Exercise goal
Check each line for the word "name" and report how many have it. Give nothing else.

Exercise materials
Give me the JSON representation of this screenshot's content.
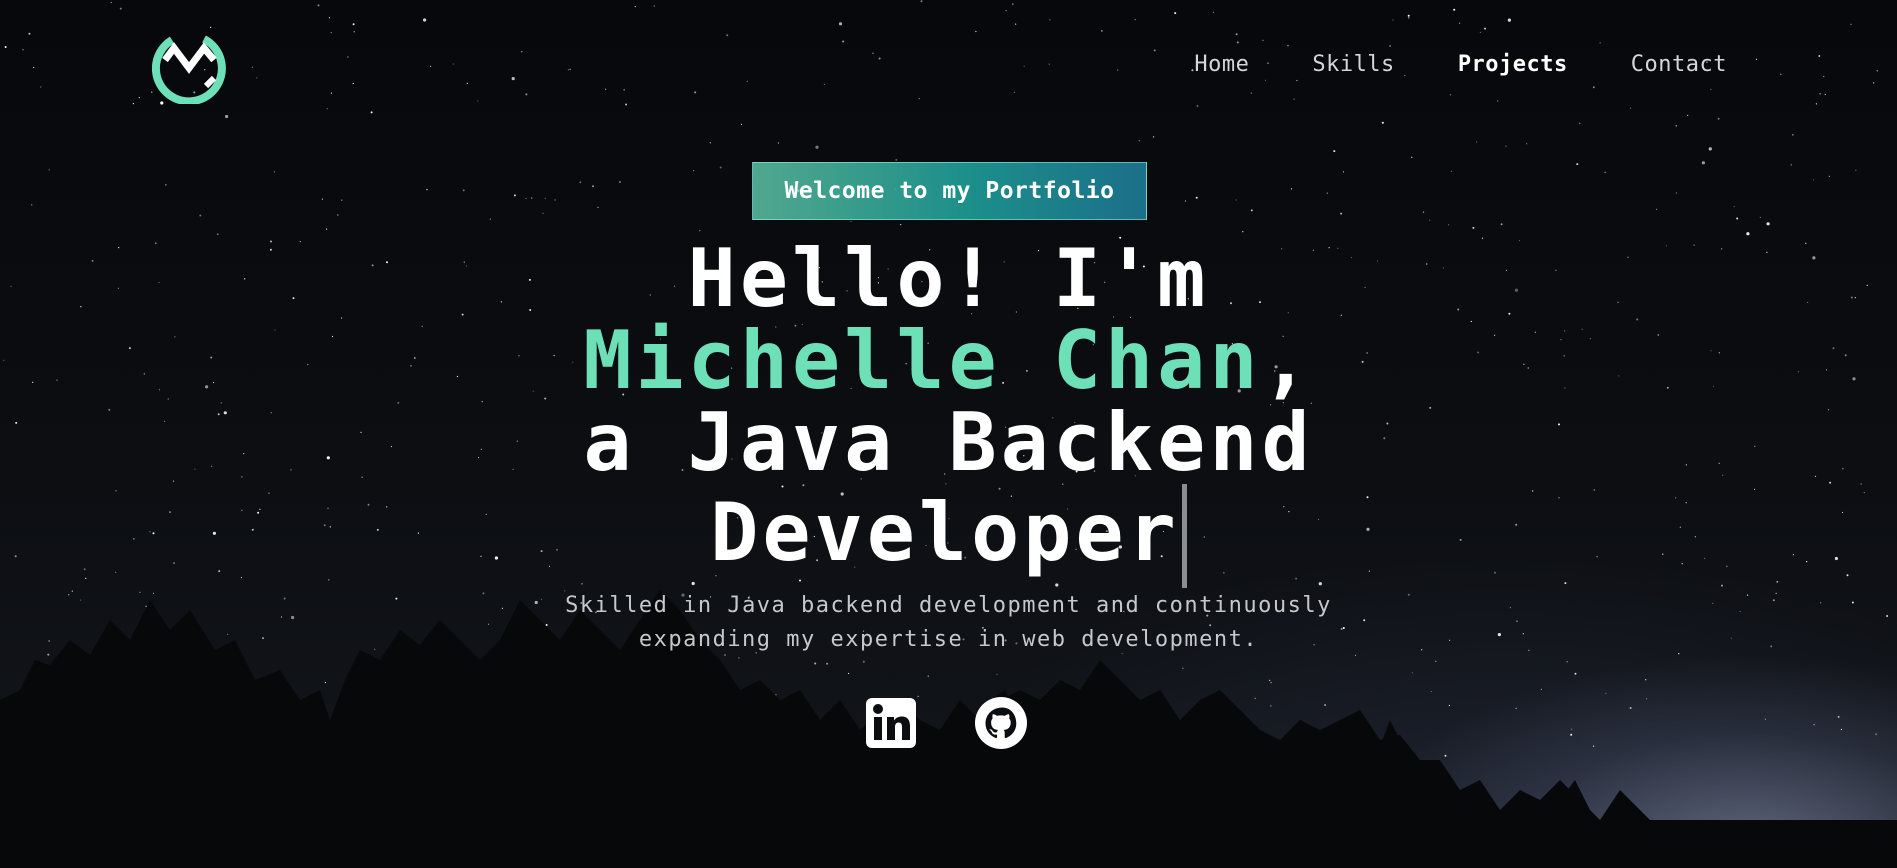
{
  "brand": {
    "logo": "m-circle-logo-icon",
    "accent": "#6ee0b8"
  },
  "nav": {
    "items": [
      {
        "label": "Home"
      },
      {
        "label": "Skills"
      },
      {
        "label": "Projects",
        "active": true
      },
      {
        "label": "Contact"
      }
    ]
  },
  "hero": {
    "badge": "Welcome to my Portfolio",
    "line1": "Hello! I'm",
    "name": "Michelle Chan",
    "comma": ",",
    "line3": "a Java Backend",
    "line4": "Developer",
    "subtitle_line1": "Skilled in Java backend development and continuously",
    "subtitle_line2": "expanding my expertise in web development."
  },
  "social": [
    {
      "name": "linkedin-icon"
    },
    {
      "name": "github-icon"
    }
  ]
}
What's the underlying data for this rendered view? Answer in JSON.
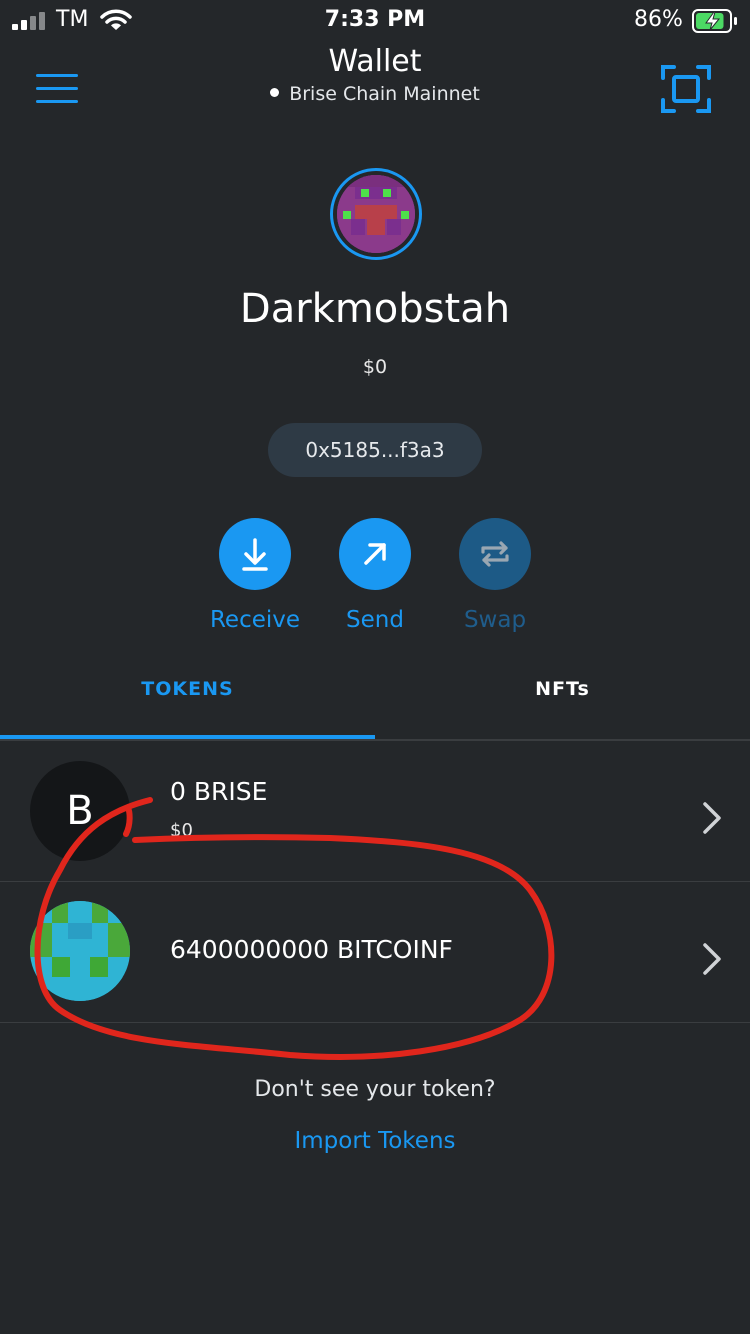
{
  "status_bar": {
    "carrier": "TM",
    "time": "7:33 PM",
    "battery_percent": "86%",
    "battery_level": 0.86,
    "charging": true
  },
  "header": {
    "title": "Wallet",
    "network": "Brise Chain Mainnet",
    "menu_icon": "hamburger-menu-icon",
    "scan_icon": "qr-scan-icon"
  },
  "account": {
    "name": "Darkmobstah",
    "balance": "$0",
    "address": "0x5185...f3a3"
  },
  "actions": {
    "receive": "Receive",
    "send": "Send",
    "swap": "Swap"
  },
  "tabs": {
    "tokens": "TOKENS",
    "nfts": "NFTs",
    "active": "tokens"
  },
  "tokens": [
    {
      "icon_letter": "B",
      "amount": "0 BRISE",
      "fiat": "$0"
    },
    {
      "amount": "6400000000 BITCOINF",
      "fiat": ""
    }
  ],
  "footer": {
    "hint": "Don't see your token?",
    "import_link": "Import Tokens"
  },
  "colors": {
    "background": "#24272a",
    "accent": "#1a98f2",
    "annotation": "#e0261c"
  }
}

The response
4